## EXCERPTED RECORDS
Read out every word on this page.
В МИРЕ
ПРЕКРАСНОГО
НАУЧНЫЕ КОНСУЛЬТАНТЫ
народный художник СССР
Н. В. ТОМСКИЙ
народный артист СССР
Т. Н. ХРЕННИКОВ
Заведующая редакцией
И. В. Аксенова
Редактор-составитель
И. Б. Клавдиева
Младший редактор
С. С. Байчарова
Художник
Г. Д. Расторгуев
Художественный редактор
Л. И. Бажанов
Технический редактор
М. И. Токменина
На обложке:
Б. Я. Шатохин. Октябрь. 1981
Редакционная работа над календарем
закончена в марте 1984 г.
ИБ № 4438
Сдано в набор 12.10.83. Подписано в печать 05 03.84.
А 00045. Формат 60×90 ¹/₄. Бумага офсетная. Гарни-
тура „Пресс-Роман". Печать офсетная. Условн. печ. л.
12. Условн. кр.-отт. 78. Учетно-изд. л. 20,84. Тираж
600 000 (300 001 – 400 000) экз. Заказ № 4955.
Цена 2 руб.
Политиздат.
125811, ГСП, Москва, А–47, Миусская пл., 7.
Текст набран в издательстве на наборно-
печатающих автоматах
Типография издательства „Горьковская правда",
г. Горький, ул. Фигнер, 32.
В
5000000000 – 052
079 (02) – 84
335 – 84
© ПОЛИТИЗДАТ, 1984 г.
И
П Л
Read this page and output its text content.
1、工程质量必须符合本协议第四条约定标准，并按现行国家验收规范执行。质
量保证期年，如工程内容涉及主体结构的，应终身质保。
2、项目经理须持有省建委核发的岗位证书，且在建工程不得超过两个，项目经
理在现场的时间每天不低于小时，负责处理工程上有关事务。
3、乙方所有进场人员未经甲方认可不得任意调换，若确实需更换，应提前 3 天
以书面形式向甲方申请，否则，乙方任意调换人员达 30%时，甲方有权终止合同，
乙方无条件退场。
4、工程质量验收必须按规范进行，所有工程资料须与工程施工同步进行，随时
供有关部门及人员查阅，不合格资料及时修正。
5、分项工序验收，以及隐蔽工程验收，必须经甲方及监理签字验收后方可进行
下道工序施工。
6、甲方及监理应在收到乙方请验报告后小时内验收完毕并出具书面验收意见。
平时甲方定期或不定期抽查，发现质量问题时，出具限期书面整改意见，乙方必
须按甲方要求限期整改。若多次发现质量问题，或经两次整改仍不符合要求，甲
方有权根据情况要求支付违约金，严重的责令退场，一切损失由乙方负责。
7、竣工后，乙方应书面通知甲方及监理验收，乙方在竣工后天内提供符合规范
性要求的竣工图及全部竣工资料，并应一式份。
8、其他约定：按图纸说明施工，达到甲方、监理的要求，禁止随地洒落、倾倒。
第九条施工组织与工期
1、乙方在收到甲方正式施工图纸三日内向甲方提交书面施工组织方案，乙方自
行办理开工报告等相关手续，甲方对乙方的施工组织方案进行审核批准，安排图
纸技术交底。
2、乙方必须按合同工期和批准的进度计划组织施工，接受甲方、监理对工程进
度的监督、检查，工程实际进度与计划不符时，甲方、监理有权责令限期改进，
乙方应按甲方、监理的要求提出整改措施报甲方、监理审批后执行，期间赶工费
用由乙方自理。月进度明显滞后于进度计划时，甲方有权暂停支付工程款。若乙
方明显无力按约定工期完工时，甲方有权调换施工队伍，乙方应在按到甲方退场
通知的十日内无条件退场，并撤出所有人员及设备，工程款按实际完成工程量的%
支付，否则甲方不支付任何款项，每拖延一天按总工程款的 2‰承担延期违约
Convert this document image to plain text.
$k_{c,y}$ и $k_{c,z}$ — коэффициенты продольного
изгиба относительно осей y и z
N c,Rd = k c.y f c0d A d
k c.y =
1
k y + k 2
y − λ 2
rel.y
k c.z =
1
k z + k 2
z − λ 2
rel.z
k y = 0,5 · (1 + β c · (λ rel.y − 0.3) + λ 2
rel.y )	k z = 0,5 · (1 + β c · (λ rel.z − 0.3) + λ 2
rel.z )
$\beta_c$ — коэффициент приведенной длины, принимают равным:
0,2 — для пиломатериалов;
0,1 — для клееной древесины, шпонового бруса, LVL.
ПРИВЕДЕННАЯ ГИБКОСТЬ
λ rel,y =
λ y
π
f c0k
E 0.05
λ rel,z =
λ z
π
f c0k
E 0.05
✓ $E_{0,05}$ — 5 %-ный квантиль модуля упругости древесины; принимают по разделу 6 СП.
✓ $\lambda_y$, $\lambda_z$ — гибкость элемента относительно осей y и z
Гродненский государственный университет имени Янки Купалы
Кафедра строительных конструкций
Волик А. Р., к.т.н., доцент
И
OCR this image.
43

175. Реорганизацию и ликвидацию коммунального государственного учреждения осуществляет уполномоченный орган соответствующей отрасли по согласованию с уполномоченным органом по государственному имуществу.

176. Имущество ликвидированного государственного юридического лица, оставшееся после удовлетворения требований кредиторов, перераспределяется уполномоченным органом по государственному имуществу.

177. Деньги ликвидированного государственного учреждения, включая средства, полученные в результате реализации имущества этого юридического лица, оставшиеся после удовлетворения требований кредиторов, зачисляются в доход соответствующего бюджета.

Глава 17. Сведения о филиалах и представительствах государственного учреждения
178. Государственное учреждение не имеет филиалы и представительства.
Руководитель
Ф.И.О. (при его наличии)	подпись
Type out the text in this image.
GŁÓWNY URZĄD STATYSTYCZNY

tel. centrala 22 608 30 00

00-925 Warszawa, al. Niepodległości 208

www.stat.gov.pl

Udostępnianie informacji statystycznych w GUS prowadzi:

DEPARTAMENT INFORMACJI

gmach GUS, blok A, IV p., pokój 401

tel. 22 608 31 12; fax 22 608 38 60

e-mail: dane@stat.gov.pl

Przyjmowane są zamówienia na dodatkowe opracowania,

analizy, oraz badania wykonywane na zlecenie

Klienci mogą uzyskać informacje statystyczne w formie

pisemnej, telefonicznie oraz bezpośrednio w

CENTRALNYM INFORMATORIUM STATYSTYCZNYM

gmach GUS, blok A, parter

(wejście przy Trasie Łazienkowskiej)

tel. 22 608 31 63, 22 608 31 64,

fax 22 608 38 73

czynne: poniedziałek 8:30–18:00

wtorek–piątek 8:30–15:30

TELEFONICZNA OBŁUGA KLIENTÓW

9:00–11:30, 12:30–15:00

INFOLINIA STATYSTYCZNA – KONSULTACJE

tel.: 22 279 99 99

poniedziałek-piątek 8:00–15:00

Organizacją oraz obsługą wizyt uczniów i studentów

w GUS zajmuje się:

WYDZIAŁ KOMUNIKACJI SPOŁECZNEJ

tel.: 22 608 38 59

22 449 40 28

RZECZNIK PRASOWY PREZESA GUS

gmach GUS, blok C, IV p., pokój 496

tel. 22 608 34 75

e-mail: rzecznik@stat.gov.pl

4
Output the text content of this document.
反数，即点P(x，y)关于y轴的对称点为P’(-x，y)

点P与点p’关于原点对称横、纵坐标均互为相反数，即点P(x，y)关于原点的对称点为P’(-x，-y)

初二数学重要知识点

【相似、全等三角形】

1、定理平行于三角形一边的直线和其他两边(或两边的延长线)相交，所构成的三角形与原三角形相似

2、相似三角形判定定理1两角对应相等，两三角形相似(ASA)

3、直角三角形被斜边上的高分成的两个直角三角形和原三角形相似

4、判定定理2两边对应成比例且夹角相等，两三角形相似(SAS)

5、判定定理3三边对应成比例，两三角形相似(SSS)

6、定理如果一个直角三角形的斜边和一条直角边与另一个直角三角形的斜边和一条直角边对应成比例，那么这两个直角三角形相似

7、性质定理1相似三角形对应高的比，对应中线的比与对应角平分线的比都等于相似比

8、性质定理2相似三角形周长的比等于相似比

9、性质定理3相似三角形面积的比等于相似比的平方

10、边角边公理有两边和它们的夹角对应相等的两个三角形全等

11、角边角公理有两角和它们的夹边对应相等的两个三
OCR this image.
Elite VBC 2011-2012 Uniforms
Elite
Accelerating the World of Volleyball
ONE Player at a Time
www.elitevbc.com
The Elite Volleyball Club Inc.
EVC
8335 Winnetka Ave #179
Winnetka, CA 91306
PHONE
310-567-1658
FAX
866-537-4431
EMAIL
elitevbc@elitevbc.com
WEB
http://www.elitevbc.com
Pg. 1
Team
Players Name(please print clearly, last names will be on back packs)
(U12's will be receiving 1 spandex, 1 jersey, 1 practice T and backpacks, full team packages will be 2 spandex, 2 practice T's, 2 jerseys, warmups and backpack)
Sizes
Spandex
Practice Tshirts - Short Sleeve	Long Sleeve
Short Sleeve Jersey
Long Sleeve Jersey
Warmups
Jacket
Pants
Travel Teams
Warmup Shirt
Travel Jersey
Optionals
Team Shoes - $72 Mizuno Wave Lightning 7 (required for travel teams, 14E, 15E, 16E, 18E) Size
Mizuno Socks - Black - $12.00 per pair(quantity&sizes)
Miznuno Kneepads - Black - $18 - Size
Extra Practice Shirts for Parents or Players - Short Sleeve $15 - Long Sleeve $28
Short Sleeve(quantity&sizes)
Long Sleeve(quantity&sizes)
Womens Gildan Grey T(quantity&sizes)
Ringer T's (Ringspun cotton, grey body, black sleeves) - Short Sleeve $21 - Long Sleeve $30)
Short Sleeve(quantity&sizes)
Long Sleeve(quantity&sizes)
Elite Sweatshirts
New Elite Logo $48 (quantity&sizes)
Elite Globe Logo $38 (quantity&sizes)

## SHORT TASK
Identify the lines in the entries above that contain "quantity", then copy them out.

## ANSWER TO THE TASK
Mizuno Socks - Black - $12.00 per pair(quantity&sizes)
Short Sleeve(quantity&sizes)
Long Sleeve(quantity&sizes)
Womens Gildan Grey T(quantity&sizes)
Short Sleeve(quantity&sizes)
Long Sleeve(quantity&sizes)
New Elite Logo $48 (quantity&sizes)
Elite Globe Logo $38 (quantity&sizes)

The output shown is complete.